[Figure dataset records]
━━━━━━━━━━

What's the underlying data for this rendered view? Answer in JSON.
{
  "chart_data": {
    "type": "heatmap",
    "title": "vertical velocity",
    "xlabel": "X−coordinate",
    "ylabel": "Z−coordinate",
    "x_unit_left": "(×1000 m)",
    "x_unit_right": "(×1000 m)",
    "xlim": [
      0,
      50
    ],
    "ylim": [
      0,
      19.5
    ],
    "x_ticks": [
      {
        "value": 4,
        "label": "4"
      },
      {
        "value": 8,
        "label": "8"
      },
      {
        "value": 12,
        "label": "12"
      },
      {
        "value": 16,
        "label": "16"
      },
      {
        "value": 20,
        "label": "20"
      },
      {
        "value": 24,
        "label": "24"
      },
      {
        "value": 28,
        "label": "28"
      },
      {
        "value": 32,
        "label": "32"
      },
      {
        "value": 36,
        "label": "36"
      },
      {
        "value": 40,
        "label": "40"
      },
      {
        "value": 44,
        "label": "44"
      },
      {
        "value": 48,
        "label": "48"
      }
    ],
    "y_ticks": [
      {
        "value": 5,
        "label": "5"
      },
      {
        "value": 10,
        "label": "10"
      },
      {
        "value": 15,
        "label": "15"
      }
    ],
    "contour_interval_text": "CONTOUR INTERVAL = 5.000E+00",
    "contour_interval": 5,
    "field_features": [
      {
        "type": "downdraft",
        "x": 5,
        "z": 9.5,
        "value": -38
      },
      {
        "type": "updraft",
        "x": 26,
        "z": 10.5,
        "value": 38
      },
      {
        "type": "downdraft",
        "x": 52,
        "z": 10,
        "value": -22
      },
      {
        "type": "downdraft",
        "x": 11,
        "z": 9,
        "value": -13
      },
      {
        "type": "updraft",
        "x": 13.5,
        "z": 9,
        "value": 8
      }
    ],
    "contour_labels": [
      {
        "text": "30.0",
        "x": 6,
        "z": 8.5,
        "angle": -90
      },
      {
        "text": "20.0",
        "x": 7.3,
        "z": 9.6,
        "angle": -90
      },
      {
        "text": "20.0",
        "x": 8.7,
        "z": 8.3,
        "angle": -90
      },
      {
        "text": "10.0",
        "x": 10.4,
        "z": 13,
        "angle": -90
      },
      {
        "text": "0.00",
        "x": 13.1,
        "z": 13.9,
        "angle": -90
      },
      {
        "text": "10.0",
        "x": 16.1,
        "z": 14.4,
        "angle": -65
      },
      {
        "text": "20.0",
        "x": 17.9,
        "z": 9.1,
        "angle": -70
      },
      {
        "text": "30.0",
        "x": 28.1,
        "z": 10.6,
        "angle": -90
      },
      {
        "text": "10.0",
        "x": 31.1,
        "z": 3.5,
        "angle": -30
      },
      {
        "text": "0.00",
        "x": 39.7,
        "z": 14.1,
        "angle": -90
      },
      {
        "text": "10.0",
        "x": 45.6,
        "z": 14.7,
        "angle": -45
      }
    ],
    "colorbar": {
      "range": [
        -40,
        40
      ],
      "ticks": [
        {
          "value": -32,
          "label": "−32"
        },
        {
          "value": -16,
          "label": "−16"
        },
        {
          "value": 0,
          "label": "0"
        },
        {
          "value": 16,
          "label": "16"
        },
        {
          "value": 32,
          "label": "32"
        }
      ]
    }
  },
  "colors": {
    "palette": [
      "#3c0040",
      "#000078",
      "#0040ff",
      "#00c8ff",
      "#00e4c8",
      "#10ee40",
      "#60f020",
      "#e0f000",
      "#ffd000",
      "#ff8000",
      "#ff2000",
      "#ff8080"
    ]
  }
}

━━━━━━━━━━

Each entry above needs to be retyped exactly.

What's the underlying data for this rendered view? Answer in JSON.
{
  "chart_data": {
    "type": "heatmap",
    "title": "vertical velocity",
    "xlabel": "X−coordinate",
    "ylabel": "Z−coordinate",
    "x_unit_left": "(×1000 m)",
    "x_unit_right": "(×1000 m)",
    "xlim": [
      0,
      50
    ],
    "ylim": [
      0,
      19.5
    ],
    "x_ticks": [
      {
        "value": 4,
        "label": "4"
      },
      {
        "value": 8,
        "label": "8"
      },
      {
        "value": 12,
        "label": "12"
      },
      {
        "value": 16,
        "label": "16"
      },
      {
        "value": 20,
        "label": "20"
      },
      {
        "value": 24,
        "label": "24"
      },
      {
        "value": 28,
        "label": "28"
      },
      {
        "value": 32,
        "label": "32"
      },
      {
        "value": 36,
        "label": "36"
      },
      {
        "value": 40,
        "label": "40"
      },
      {
        "value": 44,
        "label": "44"
      },
      {
        "value": 48,
        "label": "48"
      }
    ],
    "y_ticks": [
      {
        "value": 5,
        "label": "5"
      },
      {
        "value": 10,
        "label": "10"
      },
      {
        "value": 15,
        "label": "15"
      }
    ],
    "contour_interval_text": "CONTOUR INTERVAL = 5.000E+00",
    "contour_interval": 5,
    "field_features": [
      {
        "type": "downdraft",
        "x": 5,
        "z": 9.5,
        "value": -38
      },
      {
        "type": "updraft",
        "x": 26,
        "z": 10.5,
        "value": 38
      },
      {
        "type": "downdraft",
        "x": 52,
        "z": 10,
        "value": -22
      },
      {
        "type": "downdraft",
        "x": 11,
        "z": 9,
        "value": -13
      },
      {
        "type": "updraft",
        "x": 13.5,
        "z": 9,
        "value": 8
      }
    ],
    "contour_labels": [
      {
        "text": "30.0",
        "x": 6,
        "z": 8.5,
        "angle": -90
      },
      {
        "text": "20.0",
        "x": 7.3,
        "z": 9.6,
        "angle": -90
      },
      {
        "text": "20.0",
        "x": 8.7,
        "z": 8.3,
        "angle": -90
      },
      {
        "text": "10.0",
        "x": 10.4,
        "z": 13,
        "angle": -90
      },
      {
        "text": "0.00",
        "x": 13.1,
        "z": 13.9,
        "angle": -90
      },
      {
        "text": "10.0",
        "x": 16.1,
        "z": 14.4,
        "angle": -65
      },
      {
        "text": "20.0",
        "x": 17.9,
        "z": 9.1,
        "angle": -70
      },
      {
        "text": "30.0",
        "x": 28.1,
        "z": 10.6,
        "angle": -90
      },
      {
        "text": "10.0",
        "x": 31.1,
        "z": 3.5,
        "angle": -30
      },
      {
        "text": "0.00",
        "x": 39.7,
        "z": 14.1,
        "angle": -90
      },
      {
        "text": "10.0",
        "x": 45.6,
        "z": 14.7,
        "angle": -45
      }
    ],
    "colorbar": {
      "range": [
        -40,
        40
      ],
      "ticks": [
        {
          "value": -32,
          "label": "−32"
        },
        {
          "value": -16,
          "label": "−16"
        },
        {
          "value": 0,
          "label": "0"
        },
        {
          "value": 16,
          "label": "16"
        },
        {
          "value": 32,
          "label": "32"
        }
      ]
    }
  },
  "colors": {
    "palette": [
      "#3c0040",
      "#000078",
      "#0040ff",
      "#00c8ff",
      "#00e4c8",
      "#10ee40",
      "#60f020",
      "#e0f000",
      "#ffd000",
      "#ff8000",
      "#ff2000",
      "#ff8080"
    ]
  }
}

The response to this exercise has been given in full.